((
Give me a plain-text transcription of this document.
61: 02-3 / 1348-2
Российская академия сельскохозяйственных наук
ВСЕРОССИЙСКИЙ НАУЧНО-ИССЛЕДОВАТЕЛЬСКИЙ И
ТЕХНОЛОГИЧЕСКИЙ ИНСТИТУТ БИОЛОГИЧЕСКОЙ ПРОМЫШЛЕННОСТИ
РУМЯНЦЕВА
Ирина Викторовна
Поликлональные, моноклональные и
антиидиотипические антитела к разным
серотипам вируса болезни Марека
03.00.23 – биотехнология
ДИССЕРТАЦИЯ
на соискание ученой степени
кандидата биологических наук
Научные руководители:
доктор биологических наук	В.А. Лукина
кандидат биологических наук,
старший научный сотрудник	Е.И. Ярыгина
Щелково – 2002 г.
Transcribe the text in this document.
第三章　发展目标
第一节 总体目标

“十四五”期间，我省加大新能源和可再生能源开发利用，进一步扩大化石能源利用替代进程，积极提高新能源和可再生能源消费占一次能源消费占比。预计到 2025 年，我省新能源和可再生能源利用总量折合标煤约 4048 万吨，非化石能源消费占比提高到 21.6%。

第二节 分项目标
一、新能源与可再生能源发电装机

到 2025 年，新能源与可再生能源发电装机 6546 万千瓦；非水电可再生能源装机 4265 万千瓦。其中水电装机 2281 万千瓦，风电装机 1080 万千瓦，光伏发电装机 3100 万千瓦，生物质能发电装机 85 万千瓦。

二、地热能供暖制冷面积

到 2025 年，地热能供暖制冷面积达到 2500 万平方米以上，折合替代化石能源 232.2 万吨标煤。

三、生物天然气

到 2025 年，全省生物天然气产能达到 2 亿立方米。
))
### Requirements
Copy each line of the records containing the string "document".

### Final answer
Give me a plain-text transcription of this document.
Transcribe the text in this document.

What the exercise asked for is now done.